### What needs to be done:
Are you able to quote each entry exactly as written?

# START OF The input

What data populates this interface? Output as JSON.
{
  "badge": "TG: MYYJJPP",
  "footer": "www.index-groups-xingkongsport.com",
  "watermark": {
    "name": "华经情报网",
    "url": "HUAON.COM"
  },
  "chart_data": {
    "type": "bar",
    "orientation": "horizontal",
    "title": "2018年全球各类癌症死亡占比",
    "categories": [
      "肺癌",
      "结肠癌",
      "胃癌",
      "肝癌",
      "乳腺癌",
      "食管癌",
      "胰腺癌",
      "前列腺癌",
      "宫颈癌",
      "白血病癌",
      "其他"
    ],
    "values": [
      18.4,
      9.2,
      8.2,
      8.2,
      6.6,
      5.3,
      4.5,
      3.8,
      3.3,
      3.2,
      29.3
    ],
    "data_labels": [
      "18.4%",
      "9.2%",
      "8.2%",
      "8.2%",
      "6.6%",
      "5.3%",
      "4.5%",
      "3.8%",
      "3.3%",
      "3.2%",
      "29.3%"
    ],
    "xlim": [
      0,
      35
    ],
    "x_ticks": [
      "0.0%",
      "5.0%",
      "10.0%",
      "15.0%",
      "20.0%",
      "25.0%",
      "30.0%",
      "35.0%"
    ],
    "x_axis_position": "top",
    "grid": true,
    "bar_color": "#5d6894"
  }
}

# END OF The input

### Response to this task:
What data populates this interface? Output as JSON.
{
  "badge": "TG: MYYJJPP",
  "footer": "www.index-groups-xingkongsport.com",
  "watermark": {
    "name": "华经情报网",
    "url": "HUAON.COM"
  },
  "chart_data": {
    "type": "bar",
    "orientation": "horizontal",
    "title": "2018年全球各类癌症死亡占比",
    "categories": [
      "肺癌",
      "结肠癌",
      "胃癌",
      "肝癌",
      "乳腺癌",
      "食管癌",
      "胰腺癌",
      "前列腺癌",
      "宫颈癌",
      "白血病癌",
      "其他"
    ],
    "values": [
      18.4,
      9.2,
      8.2,
      8.2,
      6.6,
      5.3,
      4.5,
      3.8,
      3.3,
      3.2,
      29.3
    ],
    "data_labels": [
      "18.4%",
      "9.2%",
      "8.2%",
      "8.2%",
      "6.6%",
      "5.3%",
      "4.5%",
      "3.8%",
      "3.3%",
      "3.2%",
      "29.3%"
    ],
    "xlim": [
      0,
      35
    ],
    "x_ticks": [
      "0.0%",
      "5.0%",
      "10.0%",
      "15.0%",
      "20.0%",
      "25.0%",
      "30.0%",
      "35.0%"
    ],
    "x_axis_position": "top",
    "grid": true,
    "bar_color": "#5d6894"
  }
}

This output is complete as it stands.